Data shown ▸
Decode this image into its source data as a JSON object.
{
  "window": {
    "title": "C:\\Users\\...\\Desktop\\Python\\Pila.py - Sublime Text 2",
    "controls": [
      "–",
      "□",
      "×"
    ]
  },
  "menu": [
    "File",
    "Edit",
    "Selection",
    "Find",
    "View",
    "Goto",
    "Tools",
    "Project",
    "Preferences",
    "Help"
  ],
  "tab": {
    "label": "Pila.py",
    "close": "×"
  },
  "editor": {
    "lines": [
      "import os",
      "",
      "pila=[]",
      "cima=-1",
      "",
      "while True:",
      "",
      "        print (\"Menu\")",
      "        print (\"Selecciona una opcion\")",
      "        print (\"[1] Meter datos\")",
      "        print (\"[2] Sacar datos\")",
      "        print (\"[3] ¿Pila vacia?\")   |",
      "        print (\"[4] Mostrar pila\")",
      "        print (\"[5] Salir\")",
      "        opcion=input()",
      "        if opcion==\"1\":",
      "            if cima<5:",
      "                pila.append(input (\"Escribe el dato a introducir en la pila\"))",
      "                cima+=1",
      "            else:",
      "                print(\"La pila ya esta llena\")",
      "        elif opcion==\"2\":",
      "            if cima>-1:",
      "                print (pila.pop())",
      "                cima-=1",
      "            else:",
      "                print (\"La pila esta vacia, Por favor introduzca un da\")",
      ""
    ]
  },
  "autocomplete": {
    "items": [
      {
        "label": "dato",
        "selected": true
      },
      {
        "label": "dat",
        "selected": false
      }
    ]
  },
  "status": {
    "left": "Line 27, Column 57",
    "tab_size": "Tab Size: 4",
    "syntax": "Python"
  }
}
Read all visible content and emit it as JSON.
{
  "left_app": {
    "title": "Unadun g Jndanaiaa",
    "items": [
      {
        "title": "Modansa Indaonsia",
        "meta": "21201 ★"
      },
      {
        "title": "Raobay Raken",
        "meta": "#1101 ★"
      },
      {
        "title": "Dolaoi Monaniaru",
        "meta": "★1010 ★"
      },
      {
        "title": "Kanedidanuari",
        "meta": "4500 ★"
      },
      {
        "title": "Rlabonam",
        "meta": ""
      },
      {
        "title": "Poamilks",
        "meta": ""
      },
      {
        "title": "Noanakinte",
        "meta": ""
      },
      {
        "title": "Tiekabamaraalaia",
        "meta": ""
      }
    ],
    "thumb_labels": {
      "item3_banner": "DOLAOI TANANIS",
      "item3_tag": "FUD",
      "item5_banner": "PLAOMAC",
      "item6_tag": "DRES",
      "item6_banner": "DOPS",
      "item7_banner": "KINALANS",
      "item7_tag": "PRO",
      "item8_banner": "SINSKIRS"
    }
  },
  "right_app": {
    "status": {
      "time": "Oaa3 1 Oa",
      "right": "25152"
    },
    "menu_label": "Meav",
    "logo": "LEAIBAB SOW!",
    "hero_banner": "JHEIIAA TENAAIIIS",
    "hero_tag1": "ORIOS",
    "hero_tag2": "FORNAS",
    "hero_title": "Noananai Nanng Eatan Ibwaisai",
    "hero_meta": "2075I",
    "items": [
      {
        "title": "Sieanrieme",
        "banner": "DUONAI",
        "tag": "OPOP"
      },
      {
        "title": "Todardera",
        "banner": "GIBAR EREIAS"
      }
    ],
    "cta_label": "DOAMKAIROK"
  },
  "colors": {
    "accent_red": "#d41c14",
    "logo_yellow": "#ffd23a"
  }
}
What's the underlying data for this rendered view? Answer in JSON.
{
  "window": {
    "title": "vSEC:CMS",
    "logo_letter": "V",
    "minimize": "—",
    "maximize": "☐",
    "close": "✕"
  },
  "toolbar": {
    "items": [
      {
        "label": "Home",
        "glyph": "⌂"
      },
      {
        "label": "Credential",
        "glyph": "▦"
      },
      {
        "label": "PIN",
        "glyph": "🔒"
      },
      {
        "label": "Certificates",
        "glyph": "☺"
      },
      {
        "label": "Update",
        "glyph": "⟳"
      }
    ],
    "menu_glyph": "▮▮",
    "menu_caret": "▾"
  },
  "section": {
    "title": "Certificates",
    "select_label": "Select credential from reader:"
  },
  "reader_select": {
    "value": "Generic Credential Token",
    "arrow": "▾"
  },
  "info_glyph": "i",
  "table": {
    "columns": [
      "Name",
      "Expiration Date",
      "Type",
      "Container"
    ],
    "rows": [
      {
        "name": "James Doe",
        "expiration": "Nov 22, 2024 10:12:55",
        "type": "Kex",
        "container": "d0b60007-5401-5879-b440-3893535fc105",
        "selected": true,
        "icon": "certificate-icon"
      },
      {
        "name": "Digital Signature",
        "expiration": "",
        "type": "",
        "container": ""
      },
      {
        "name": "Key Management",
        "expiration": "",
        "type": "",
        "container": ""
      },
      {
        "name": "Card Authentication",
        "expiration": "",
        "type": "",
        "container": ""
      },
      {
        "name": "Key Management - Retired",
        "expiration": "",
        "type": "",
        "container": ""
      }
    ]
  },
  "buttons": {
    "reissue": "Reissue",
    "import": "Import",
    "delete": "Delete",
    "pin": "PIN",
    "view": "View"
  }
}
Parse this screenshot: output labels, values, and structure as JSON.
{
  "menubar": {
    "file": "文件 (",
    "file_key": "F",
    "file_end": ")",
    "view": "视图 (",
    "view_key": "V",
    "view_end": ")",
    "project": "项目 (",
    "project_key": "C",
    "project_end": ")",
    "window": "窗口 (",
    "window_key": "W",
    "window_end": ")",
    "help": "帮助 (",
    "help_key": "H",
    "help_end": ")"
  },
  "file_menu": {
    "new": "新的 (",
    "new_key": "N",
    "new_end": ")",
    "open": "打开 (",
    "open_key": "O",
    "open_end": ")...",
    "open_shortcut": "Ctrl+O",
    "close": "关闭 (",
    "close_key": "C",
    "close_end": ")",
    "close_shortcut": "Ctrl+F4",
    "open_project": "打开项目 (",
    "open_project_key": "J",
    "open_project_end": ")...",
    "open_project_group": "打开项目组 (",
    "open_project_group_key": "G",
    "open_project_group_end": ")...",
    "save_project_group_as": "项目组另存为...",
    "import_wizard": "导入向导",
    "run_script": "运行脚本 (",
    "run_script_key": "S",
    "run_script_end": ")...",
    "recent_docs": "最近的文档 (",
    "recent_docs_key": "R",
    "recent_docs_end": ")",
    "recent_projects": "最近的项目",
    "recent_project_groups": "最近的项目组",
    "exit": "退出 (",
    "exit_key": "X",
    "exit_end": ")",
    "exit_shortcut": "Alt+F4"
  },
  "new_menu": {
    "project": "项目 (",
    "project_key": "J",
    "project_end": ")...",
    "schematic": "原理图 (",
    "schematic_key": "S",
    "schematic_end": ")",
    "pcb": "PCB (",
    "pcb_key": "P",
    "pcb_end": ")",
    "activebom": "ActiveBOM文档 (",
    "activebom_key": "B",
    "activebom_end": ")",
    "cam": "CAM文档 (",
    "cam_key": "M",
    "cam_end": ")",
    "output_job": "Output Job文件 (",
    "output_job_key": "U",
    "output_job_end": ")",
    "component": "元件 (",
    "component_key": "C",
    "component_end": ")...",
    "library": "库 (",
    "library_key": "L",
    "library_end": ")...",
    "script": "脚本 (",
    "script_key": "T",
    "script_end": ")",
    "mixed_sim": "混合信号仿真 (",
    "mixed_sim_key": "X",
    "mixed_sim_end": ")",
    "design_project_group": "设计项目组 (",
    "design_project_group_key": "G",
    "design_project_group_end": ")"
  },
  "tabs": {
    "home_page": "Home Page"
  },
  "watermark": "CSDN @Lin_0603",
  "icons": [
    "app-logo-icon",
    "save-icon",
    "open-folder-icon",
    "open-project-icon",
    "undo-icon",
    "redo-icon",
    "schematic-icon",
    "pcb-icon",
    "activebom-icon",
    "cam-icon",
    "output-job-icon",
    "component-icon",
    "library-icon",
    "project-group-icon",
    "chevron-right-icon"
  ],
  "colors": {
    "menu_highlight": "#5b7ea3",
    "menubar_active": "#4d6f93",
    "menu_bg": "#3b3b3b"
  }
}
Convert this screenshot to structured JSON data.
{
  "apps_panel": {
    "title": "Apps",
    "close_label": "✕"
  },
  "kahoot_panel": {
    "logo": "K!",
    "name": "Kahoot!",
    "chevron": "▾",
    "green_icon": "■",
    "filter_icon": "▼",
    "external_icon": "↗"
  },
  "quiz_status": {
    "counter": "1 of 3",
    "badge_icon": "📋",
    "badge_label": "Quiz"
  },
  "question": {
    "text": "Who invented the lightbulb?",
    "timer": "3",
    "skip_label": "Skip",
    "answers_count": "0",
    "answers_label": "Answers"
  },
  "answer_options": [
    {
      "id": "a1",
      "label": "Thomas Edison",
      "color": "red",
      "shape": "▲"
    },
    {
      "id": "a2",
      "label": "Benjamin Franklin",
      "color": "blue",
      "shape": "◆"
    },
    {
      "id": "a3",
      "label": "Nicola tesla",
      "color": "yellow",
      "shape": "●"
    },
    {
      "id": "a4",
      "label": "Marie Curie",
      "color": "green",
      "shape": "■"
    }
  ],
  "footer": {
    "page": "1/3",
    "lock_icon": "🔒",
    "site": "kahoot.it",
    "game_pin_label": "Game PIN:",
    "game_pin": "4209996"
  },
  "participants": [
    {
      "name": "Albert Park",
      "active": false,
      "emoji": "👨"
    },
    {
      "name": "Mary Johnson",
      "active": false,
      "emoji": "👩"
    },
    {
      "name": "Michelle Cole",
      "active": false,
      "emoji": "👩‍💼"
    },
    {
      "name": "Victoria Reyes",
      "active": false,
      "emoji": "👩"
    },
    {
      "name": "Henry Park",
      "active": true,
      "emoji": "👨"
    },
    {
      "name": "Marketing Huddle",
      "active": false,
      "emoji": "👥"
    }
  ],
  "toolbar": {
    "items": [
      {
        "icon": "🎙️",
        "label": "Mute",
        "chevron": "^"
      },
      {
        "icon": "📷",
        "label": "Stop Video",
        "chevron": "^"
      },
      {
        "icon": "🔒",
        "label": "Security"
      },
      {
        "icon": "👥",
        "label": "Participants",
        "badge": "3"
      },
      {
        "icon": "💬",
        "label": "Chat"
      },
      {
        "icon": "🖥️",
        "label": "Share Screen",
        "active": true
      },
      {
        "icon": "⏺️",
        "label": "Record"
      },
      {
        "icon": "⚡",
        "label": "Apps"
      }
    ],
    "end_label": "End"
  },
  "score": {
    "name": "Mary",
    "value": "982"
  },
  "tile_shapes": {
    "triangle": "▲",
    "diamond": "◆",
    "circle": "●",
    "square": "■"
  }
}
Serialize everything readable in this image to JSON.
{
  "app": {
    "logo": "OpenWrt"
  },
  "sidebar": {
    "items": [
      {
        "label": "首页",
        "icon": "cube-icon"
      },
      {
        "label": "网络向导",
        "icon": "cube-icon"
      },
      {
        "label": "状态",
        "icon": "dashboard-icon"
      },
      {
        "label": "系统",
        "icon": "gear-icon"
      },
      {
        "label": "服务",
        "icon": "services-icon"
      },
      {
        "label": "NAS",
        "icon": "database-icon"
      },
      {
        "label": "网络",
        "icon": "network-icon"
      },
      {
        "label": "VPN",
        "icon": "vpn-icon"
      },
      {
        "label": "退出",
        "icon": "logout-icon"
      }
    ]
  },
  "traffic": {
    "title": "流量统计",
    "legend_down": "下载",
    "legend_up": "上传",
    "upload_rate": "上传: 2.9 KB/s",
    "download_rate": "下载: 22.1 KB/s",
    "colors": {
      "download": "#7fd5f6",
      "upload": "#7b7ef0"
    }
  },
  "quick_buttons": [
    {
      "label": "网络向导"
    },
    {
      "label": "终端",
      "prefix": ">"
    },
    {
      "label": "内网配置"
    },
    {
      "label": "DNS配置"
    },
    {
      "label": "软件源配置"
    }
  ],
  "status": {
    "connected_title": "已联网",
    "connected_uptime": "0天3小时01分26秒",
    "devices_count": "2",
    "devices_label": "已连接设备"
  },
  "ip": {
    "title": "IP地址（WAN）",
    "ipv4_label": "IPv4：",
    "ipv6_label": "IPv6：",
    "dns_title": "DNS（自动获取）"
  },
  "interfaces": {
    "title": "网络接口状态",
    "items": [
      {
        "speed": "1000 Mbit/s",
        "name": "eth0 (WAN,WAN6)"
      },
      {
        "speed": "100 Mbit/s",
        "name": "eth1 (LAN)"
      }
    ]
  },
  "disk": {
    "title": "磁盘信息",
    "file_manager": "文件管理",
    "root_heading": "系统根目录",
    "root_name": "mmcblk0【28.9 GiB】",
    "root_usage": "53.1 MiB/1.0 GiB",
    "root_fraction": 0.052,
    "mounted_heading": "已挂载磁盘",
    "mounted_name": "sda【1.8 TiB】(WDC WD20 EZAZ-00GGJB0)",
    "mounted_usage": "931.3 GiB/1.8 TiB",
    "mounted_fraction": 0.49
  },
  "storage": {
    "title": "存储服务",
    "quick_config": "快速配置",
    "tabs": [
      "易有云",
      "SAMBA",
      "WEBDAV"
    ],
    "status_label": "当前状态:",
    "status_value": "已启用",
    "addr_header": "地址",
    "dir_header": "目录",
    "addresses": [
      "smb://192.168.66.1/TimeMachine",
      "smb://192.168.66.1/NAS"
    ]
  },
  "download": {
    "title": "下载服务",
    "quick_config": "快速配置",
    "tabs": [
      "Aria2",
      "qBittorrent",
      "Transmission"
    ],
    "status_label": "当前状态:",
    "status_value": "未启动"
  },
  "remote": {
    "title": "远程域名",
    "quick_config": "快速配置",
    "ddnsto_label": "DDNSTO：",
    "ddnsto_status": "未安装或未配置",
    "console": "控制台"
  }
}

The problem ▸ Show the lines of the records that contain the word "Management".

Right answer ▸
        "name": "Key Management",
        "name": "Key Management - Retired",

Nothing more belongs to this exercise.